▶ PROBLEM TO SOLVE:
Determine the number of lines containing the word "hoesjes". Reply with it and nothing else.
--- BEGIN INPUT FOR THIS TASK ---
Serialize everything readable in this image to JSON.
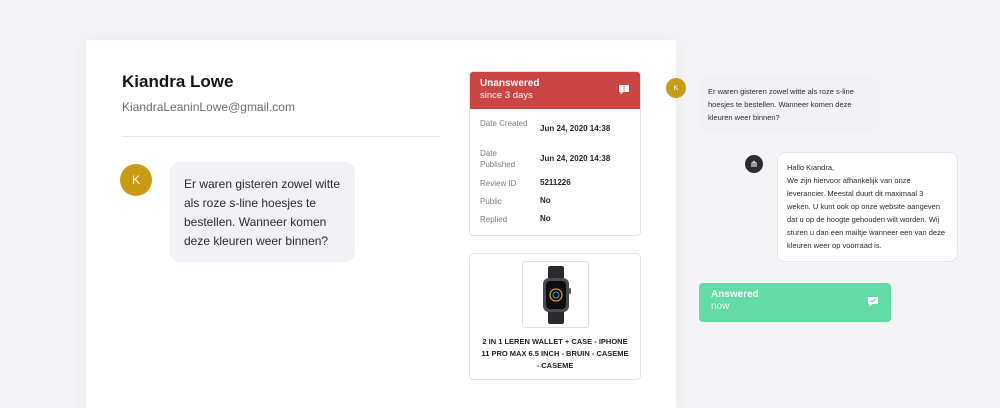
{
  "customer": {
    "name": "Kiandra Lowe",
    "email": "KiandraLeaninLowe@gmail.com",
    "avatar_initial": "K"
  },
  "review": {
    "message": "Er waren gisteren zowel witte als roze s-line hoesjes te bestellen. Wanneer komen deze kleuren weer binnen?"
  },
  "status": {
    "title": "Unanswered",
    "subtitle": "since 3 days",
    "color": "#cc4545",
    "icon": "chat-alert-icon",
    "rows": [
      {
        "label": "Date Created",
        "value": "Jun 24, 2020 14:38"
      },
      {
        "label": "Date Published",
        "value": "Jun 24, 2020 14:38"
      },
      {
        "label": "Review ID",
        "value": "5211226"
      },
      {
        "label": "Public",
        "value": "No"
      },
      {
        "label": "Replied",
        "value": "No"
      }
    ]
  },
  "product": {
    "image_icon": "smartwatch-icon",
    "title": "2 IN 1 LEREN WALLET + CASE - IPHONE 11 PRO MAX 6.5 INCH - BRUIN - CASEME - CASEME"
  },
  "conversation": {
    "customer_initial": "K",
    "question": "Er waren gisteren zowel witte als roze s-line hoesjes te bestellen. Wanneer komen deze kleuren weer binnen?",
    "shop_logo_icon": "shop-logo-icon",
    "reply": "Hallo Kiandra,\nWe zijn hiervoor afhankelijk van onze leverancier. Meestal duurt dit maximaal 3 weken. U kunt ook op onze website aangeven dat u op de hoogte gehouden wilt worden. Wij sturen u dan een mailtje wanneer een van deze kleuren weer op voorraad is."
  },
  "answered": {
    "title": "Answered",
    "subtitle": "now",
    "color": "#63dba6",
    "icon": "chat-check-icon"
  }
}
--- END INPUT FOR THIS TASK ---
▶ SOLUTION BELOW:
2